**WHAT NEEDS TO BE DONE:** Where the data below has the string "screenshot", return the whole line.

**RECORD SET:**
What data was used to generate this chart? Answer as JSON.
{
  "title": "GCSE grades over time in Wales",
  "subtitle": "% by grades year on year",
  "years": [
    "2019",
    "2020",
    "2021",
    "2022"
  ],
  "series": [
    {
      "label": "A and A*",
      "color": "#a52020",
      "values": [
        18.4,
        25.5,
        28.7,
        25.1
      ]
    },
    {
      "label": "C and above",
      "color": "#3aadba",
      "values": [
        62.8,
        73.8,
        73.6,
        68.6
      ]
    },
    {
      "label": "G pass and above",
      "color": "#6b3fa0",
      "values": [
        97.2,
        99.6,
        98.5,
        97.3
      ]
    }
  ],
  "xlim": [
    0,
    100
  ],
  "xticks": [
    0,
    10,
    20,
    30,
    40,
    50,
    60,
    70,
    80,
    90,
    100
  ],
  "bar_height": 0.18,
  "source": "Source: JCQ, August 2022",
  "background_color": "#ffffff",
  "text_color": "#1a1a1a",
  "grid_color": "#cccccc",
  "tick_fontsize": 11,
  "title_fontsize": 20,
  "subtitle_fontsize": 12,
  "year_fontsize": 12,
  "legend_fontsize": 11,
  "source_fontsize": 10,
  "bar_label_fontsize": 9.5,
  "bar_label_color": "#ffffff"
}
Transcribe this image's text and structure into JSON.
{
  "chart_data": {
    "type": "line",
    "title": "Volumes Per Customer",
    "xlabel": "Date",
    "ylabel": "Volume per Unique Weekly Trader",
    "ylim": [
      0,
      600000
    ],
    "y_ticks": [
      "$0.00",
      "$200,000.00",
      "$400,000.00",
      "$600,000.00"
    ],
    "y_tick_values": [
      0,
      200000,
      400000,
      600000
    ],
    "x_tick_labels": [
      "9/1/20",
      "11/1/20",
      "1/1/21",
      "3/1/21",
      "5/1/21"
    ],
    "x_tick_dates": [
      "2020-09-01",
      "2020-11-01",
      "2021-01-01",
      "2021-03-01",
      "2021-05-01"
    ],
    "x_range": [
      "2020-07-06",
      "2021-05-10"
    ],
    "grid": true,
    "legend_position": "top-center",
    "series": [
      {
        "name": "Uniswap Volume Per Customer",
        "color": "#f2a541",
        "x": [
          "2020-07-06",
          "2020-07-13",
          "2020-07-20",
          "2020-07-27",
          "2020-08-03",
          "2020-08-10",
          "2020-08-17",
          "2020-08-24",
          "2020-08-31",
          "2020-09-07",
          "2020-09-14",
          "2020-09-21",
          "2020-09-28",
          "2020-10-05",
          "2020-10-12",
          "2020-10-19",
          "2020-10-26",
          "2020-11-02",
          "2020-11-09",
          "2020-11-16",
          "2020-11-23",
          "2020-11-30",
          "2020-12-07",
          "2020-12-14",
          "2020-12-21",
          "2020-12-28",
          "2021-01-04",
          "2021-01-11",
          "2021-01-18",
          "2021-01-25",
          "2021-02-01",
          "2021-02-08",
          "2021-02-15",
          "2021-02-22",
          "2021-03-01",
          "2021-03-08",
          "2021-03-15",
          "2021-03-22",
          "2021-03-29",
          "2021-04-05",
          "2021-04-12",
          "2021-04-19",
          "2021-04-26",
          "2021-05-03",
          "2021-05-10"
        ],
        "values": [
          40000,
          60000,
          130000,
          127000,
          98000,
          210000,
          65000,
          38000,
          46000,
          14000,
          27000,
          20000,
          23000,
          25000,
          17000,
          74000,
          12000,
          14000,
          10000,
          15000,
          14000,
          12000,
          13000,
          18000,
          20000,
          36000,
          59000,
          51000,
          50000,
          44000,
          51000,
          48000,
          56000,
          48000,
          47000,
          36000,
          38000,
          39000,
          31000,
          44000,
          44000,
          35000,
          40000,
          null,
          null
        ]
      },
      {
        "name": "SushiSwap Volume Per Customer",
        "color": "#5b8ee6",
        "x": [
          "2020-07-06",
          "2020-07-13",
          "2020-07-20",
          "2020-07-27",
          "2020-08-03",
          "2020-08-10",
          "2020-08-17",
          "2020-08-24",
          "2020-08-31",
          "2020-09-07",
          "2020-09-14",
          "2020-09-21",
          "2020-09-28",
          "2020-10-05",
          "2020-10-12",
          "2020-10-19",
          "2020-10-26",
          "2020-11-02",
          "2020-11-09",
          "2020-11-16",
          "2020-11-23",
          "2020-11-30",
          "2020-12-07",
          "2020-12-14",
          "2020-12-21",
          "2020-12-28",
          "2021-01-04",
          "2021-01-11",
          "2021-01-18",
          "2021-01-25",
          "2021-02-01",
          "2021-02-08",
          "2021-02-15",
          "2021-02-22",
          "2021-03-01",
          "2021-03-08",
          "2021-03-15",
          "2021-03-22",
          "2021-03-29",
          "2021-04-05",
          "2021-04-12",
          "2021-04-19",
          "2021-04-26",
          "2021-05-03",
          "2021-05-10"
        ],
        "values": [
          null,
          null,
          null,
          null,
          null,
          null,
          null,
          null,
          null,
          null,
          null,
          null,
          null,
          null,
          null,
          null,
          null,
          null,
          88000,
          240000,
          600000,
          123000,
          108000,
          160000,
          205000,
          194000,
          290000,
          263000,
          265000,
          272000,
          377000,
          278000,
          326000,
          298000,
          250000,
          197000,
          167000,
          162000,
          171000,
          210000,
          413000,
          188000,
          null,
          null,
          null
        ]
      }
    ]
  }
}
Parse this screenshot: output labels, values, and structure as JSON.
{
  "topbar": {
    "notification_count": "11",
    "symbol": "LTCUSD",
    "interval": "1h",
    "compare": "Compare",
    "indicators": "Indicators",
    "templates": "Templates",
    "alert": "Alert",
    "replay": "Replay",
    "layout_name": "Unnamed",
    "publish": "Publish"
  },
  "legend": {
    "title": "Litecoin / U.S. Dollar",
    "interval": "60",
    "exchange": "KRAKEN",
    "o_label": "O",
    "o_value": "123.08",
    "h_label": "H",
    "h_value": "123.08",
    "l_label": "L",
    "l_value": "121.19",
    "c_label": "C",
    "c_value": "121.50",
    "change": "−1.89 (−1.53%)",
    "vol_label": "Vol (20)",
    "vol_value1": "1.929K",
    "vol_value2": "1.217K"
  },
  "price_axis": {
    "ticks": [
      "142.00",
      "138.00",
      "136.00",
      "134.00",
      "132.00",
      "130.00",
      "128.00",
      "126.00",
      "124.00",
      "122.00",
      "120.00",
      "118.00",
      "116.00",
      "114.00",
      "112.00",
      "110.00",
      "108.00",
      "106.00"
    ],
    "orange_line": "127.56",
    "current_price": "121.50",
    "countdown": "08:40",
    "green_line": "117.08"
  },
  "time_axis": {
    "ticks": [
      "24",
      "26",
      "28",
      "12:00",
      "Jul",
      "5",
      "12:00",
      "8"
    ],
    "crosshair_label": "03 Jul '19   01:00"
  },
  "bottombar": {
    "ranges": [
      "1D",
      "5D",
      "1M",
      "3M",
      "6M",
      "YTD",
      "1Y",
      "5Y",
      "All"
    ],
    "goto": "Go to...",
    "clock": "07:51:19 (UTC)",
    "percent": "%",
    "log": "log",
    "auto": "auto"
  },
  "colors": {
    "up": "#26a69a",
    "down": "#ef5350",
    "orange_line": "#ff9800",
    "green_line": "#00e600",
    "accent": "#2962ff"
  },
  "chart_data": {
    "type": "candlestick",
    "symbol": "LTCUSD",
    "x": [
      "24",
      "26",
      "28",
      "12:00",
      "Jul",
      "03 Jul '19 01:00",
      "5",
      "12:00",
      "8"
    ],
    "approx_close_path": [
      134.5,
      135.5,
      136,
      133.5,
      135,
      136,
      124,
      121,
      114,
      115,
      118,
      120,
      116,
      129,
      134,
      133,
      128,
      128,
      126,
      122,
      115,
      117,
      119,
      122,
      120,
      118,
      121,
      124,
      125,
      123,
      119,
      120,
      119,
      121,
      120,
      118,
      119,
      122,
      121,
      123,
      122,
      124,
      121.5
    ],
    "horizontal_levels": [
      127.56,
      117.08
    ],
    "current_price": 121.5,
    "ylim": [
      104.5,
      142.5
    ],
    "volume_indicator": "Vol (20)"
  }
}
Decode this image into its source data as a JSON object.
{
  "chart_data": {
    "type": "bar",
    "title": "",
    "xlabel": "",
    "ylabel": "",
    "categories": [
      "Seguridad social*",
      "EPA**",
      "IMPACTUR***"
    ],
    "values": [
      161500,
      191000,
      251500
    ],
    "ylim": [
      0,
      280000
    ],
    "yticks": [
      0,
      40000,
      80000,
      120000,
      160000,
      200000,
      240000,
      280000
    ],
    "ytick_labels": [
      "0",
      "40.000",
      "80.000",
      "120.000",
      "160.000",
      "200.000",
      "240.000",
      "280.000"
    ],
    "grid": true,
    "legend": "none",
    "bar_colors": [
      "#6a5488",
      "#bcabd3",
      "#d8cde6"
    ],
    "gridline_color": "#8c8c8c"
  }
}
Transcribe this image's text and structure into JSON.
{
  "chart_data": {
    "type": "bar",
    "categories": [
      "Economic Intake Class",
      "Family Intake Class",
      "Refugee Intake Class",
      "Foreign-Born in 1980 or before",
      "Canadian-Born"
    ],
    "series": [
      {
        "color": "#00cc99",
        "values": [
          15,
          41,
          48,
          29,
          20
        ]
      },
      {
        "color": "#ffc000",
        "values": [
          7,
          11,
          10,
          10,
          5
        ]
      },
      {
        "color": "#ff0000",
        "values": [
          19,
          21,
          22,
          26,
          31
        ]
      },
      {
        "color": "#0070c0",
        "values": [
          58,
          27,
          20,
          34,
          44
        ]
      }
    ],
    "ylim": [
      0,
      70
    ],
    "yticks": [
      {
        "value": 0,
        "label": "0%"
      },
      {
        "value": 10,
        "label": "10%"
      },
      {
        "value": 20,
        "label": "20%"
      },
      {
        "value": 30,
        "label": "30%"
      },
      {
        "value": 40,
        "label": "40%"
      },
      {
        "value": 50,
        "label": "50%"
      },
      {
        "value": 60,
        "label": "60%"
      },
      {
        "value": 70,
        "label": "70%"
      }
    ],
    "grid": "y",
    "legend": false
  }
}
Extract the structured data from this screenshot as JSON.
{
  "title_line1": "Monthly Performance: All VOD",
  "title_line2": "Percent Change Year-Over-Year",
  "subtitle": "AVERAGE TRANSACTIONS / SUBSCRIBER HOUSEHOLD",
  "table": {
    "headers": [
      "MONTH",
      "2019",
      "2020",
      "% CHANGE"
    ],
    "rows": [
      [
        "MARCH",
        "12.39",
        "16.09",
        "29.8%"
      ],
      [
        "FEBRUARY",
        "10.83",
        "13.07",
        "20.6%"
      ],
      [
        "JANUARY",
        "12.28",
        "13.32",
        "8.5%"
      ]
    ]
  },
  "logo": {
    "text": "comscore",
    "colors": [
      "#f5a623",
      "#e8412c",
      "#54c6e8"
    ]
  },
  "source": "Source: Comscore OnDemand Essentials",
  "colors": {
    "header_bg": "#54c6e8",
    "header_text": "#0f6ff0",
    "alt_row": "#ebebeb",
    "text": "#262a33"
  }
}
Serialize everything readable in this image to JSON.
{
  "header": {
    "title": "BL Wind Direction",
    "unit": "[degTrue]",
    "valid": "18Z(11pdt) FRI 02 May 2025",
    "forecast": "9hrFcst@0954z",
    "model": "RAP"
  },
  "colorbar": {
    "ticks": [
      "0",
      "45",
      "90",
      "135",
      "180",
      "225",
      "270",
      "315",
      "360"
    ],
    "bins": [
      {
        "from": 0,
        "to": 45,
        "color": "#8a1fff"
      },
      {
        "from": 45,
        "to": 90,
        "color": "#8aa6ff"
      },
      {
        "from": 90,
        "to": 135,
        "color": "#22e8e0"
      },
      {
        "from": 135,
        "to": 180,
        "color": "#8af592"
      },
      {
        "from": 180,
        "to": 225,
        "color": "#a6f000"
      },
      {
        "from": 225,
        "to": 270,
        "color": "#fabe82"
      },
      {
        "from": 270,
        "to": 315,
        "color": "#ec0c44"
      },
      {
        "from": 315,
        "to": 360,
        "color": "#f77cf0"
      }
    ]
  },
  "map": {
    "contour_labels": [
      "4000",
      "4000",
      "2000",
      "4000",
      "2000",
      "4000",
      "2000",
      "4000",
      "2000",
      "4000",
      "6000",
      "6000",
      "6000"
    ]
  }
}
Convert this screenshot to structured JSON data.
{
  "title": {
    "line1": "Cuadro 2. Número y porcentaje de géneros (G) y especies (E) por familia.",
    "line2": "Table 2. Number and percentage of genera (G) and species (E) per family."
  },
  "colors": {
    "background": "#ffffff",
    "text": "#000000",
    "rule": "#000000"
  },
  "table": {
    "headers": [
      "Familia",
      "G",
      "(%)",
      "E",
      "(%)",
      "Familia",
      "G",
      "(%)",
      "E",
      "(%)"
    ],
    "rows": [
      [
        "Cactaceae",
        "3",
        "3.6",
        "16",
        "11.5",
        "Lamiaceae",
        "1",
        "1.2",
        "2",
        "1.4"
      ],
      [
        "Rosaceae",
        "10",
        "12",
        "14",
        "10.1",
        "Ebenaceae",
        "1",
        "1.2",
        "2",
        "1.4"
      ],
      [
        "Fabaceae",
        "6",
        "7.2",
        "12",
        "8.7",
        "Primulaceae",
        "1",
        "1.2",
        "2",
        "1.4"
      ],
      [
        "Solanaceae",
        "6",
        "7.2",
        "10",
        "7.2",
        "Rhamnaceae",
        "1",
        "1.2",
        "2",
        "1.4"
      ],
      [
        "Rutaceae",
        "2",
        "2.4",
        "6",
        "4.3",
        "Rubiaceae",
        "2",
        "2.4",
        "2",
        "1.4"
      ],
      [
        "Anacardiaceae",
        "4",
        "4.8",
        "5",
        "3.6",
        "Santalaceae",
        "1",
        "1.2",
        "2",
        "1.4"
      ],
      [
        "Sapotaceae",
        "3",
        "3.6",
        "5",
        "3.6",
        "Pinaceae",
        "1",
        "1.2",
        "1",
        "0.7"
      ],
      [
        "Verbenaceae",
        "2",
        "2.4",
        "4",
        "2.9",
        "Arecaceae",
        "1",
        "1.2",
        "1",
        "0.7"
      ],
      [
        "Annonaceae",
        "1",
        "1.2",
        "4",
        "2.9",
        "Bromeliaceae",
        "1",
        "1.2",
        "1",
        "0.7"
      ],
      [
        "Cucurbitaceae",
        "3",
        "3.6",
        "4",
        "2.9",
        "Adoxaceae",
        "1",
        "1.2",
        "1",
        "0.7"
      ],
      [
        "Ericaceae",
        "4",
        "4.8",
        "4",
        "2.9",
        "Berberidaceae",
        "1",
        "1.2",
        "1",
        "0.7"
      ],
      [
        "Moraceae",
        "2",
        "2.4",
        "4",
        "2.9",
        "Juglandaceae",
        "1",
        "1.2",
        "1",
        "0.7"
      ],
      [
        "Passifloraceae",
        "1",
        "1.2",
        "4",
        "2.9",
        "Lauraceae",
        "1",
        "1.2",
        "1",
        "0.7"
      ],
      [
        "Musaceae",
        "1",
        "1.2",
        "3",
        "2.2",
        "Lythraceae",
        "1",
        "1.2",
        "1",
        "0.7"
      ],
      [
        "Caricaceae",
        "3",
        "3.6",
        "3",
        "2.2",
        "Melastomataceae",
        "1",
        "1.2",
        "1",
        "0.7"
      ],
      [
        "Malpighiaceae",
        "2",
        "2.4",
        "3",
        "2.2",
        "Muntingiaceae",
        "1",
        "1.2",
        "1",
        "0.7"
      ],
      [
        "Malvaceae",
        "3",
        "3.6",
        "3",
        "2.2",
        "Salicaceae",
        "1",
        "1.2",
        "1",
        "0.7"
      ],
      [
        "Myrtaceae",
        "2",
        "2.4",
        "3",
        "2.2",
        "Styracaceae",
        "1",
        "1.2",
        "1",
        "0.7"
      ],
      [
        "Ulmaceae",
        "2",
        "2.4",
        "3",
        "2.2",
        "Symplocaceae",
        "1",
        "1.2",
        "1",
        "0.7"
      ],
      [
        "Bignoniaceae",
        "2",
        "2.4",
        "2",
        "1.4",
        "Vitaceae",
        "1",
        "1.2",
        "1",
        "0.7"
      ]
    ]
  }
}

**THE RESULT:**
Parse this screenshot: output labels, values, and structure as JSON.
Extract the structured data from this screenshot as JSON.
Convert this screenshot to structured JSON data.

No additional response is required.